- **Required work**: Quote the whole listing exactly. Leave the pictures out of your copy.

----------

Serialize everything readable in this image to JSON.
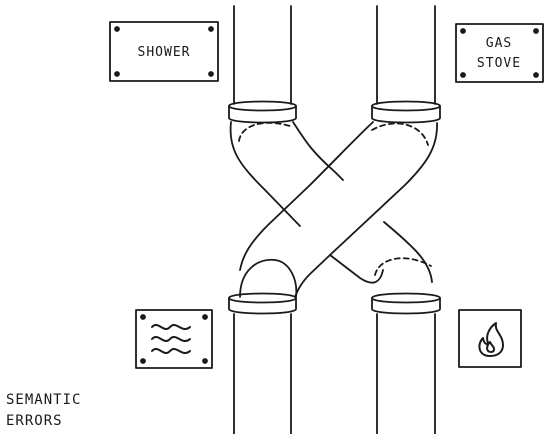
{
  "signs": {
    "top_left": {
      "label": "SHOWER"
    },
    "top_right": {
      "line1": "GAS",
      "line2": "STOVE"
    },
    "bottom_left": {
      "icon": "water-waves-icon"
    },
    "bottom_right": {
      "icon": "flame-icon"
    }
  },
  "caption": {
    "line1": "SEMANTIC",
    "line2": "ERRORS"
  },
  "colors": {
    "ink": "#1a1a1a",
    "paper": "#ffffff"
  }
}
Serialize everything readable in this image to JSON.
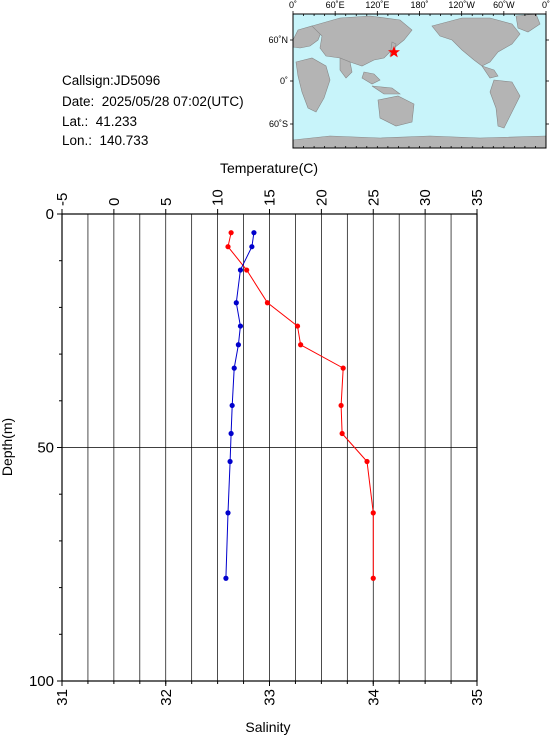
{
  "station": {
    "callsign": "Callsign:JD5096",
    "date": "Date:  2025/05/28 07:02(UTC)",
    "lat": "Lat.:  41.233",
    "lon": "Lon.:  140.733"
  },
  "map": {
    "top_ticks": [
      "0˚",
      "60˚E",
      "120˚E",
      "180˚",
      "120˚W",
      "60˚W",
      "0˚"
    ],
    "left_ticks": [
      "60˚N",
      "0˚",
      "60˚S"
    ],
    "ocean_color": "#c8f4fa",
    "land_color": "#b4b4b4",
    "marker_color": "#ff0000"
  },
  "chart_data": {
    "type": "line",
    "title": "",
    "top_axis": {
      "label": "Temperature(C)",
      "range": [
        -5,
        35
      ],
      "ticks": [
        -5,
        0,
        5,
        10,
        15,
        20,
        25,
        30,
        35
      ],
      "tick_labels": [
        "-5",
        "0",
        "5",
        "10",
        "15",
        "20",
        "25",
        "30",
        "35"
      ]
    },
    "bottom_axis": {
      "label": "Salinity",
      "range": [
        31,
        35
      ],
      "ticks": [
        31,
        32,
        33,
        34,
        35
      ],
      "tick_labels": [
        "31",
        "32",
        "33",
        "34",
        "35"
      ]
    },
    "y_axis": {
      "label": "Depth(m)",
      "range": [
        0,
        100
      ],
      "inverted": true,
      "ticks": [
        0,
        50,
        100
      ],
      "tick_labels": [
        "0",
        "50",
        "100"
      ]
    },
    "grid": true,
    "series": [
      {
        "color": "#ff0000",
        "axis": "top",
        "points": [
          {
            "x": 11.3,
            "y": 4
          },
          {
            "x": 11.0,
            "y": 7
          },
          {
            "x": 12.8,
            "y": 12
          },
          {
            "x": 14.8,
            "y": 19
          },
          {
            "x": 17.7,
            "y": 24
          },
          {
            "x": 18.0,
            "y": 28
          },
          {
            "x": 22.1,
            "y": 33
          },
          {
            "x": 21.9,
            "y": 41
          },
          {
            "x": 22.0,
            "y": 47
          },
          {
            "x": 24.4,
            "y": 53
          },
          {
            "x": 25.0,
            "y": 64
          },
          {
            "x": 25.0,
            "y": 78
          }
        ]
      },
      {
        "color": "#0000cc",
        "axis": "bottom",
        "points": [
          {
            "x": 32.85,
            "y": 4
          },
          {
            "x": 32.83,
            "y": 7
          },
          {
            "x": 32.72,
            "y": 12
          },
          {
            "x": 32.68,
            "y": 19
          },
          {
            "x": 32.72,
            "y": 24
          },
          {
            "x": 32.7,
            "y": 28
          },
          {
            "x": 32.66,
            "y": 33
          },
          {
            "x": 32.64,
            "y": 41
          },
          {
            "x": 32.63,
            "y": 47
          },
          {
            "x": 32.62,
            "y": 53
          },
          {
            "x": 32.6,
            "y": 64
          },
          {
            "x": 32.58,
            "y": 78
          }
        ]
      }
    ]
  }
}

----------

- **Response to this exercise**:
Serialize everything readable in this image to JSON.
{
  "signs": {
    "top_left": {
      "label": "SHOWER"
    },
    "top_right": {
      "line1": "GAS",
      "line2": "STOVE"
    },
    "bottom_left": {
      "icon": "water-waves-icon"
    },
    "bottom_right": {
      "icon": "flame-icon"
    }
  },
  "caption": {
    "line1": "SEMANTIC",
    "line2": "ERRORS"
  },
  "colors": {
    "ink": "#1a1a1a",
    "paper": "#ffffff"
  }
}
Serialize everything readable in this image to JSON.
{
  "station": {
    "callsign": "Callsign:JD5096",
    "date": "Date:  2025/05/28 07:02(UTC)",
    "lat": "Lat.:  41.233",
    "lon": "Lon.:  140.733"
  },
  "map": {
    "top_ticks": [
      "0˚",
      "60˚E",
      "120˚E",
      "180˚",
      "120˚W",
      "60˚W",
      "0˚"
    ],
    "left_ticks": [
      "60˚N",
      "0˚",
      "60˚S"
    ],
    "ocean_color": "#c8f4fa",
    "land_color": "#b4b4b4",
    "marker_color": "#ff0000"
  },
  "chart_data": {
    "type": "line",
    "title": "",
    "top_axis": {
      "label": "Temperature(C)",
      "range": [
        -5,
        35
      ],
      "ticks": [
        -5,
        0,
        5,
        10,
        15,
        20,
        25,
        30,
        35
      ],
      "tick_labels": [
        "-5",
        "0",
        "5",
        "10",
        "15",
        "20",
        "25",
        "30",
        "35"
      ]
    },
    "bottom_axis": {
      "label": "Salinity",
      "range": [
        31,
        35
      ],
      "ticks": [
        31,
        32,
        33,
        34,
        35
      ],
      "tick_labels": [
        "31",
        "32",
        "33",
        "34",
        "35"
      ]
    },
    "y_axis": {
      "label": "Depth(m)",
      "range": [
        0,
        100
      ],
      "inverted": true,
      "ticks": [
        0,
        50,
        100
      ],
      "tick_labels": [
        "0",
        "50",
        "100"
      ]
    },
    "grid": true,
    "series": [
      {
        "color": "#ff0000",
        "axis": "top",
        "points": [
          {
            "x": 11.3,
            "y": 4
          },
          {
            "x": 11.0,
            "y": 7
          },
          {
            "x": 12.8,
            "y": 12
          },
          {
            "x": 14.8,
            "y": 19
          },
          {
            "x": 17.7,
            "y": 24
          },
          {
            "x": 18.0,
            "y": 28
          },
          {
            "x": 22.1,
            "y": 33
          },
          {
            "x": 21.9,
            "y": 41
          },
          {
            "x": 22.0,
            "y": 47
          },
          {
            "x": 24.4,
            "y": 53
          },
          {
            "x": 25.0,
            "y": 64
          },
          {
            "x": 25.0,
            "y": 78
          }
        ]
      },
      {
        "color": "#0000cc",
        "axis": "bottom",
        "points": [
          {
            "x": 32.85,
            "y": 4
          },
          {
            "x": 32.83,
            "y": 7
          },
          {
            "x": 32.72,
            "y": 12
          },
          {
            "x": 32.68,
            "y": 19
          },
          {
            "x": 32.72,
            "y": 24
          },
          {
            "x": 32.7,
            "y": 28
          },
          {
            "x": 32.66,
            "y": 33
          },
          {
            "x": 32.64,
            "y": 41
          },
          {
            "x": 32.63,
            "y": 47
          },
          {
            "x": 32.62,
            "y": 53
          },
          {
            "x": 32.6,
            "y": 64
          },
          {
            "x": 32.58,
            "y": 78
          }
        ]
      }
    ]
  }
}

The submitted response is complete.